Provided records →

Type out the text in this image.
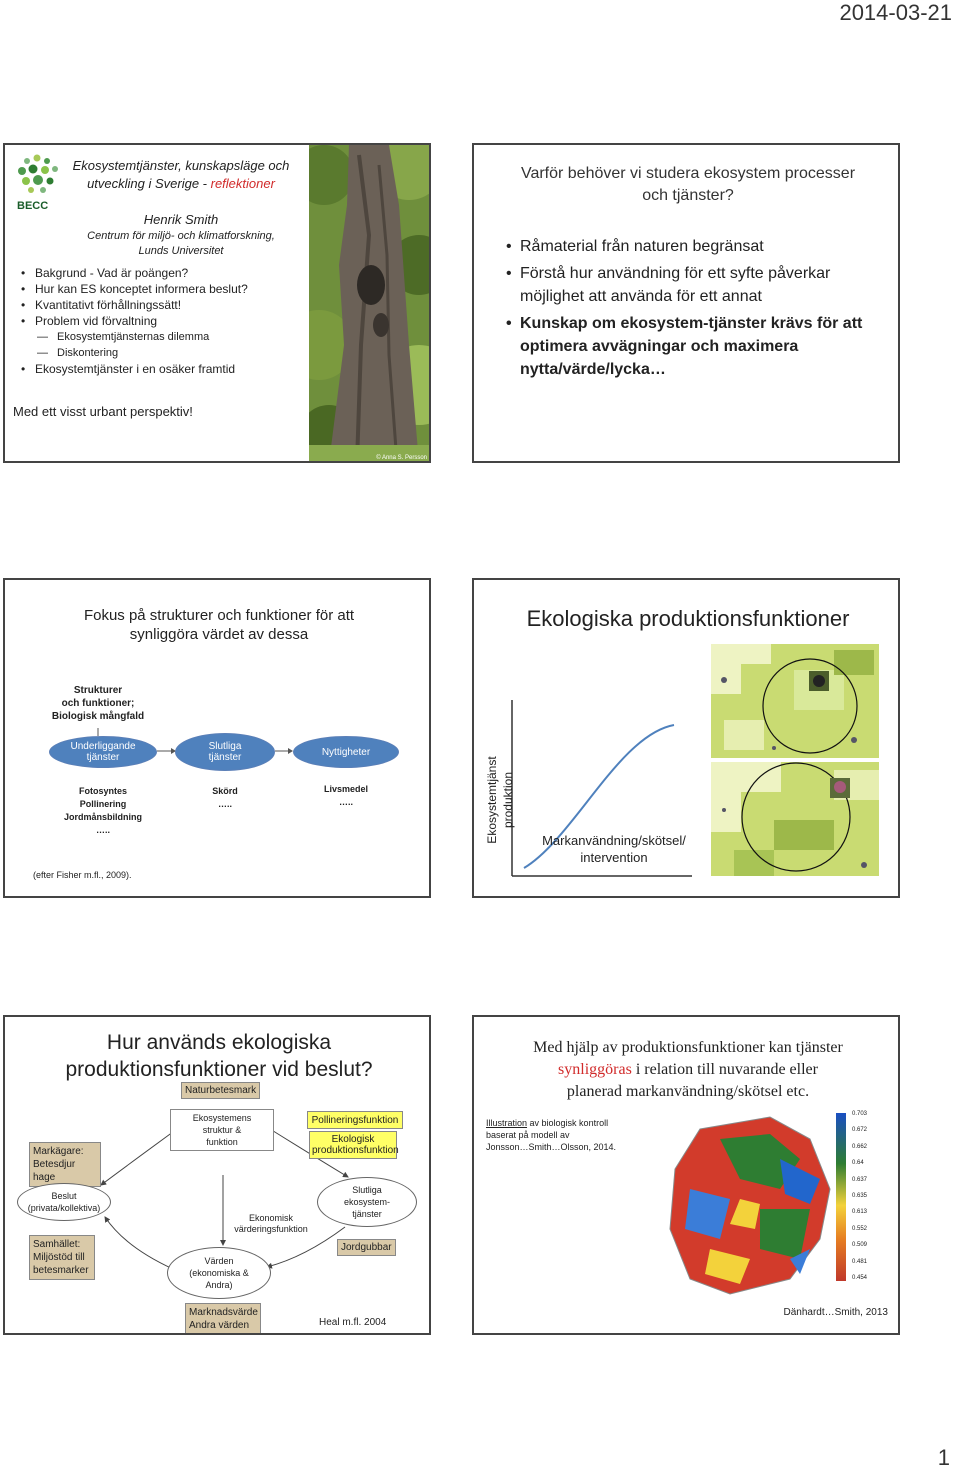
2014-03-21
BECC
Ekosystemtjänster, kunskapsläge och
utveckling i Sverige - reflektioner
Henrik Smith
Centrum för miljö- och klimatforskning,
Lunds Universitet
• Bakgrund - Vad är poängen?
• Hur kan ES konceptet informera beslut?
• Kvantitativt förhållningssätt!
• Problem vid förvaltning
— Ekosystemtjänsternas dilemma
— Diskontering
• Ekosystemtjänster i en osäker framtid
Med ett visst urbant perspektiv!
© Anna S. Persson
Varför behöver vi studera ekosystem processer
och tjänster?
• Råmaterial från naturen begränsat
• Förstå hur användning för ett syfte påverkar
möjlighet att använda för ett annat
• Kunskap om ekosystem-tjänster krävs för att
optimera avvägningar och maximera
nytta/värde/lycka…
Fokus på strukturer och funktioner för att
synliggöra värdet av dessa
Strukturer
och funktioner;
Biologisk mångfald
Underliggande
tjänster
Slutliga
tjänster	Nyttigheter
Fotosyntes
Pollinering
Jordmånsbildning
…..
Skörd
…..
Livsmedel
…..
(efter Fisher m.fl., 2009).
Ekologiska produktionsfunktioner
Ekosystemtjänst produktion
Markanvändning/skötsel/
intervention
Hur används ekologiska
produktionsfunktioner vid beslut?
Naturbetesmark
Markägare:
Betesdjur hage
Ekosystemens
struktur &
funktion
Pollineringsfunktion
Ekologisk
produktionsfunktion
Beslut
(privata/kollektiva)
Ekonomisk
värderingsfunktion
Slutliga
ekosystem-
tjänster
Samhället:
Miljöstöd till
betesmarker
Jordgubbar
Värden
(ekonomiska &
Andra)
Marknadsvärde
Andra värden	Heal m.fl. 2004
Med hjälp av produktionsfunktioner kan tjänster
synliggöras i relation till nuvarande eller
planerad markanvändning/skötsel etc.
Illustration av biologisk kontroll
baserat på modell av
Jonsson…Smith…Olsson, 2014.
0.703
0.672
0.662
0.64
0.637
0.635
0.613
0.552
0.509
0.481
0.454
Dänhardt…Smith, 2013
1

Task instructions →
List every line from the entries above in which "till" appears.

Exercise response →
Miljöstöd till
synliggöras i relation till nuvarande eller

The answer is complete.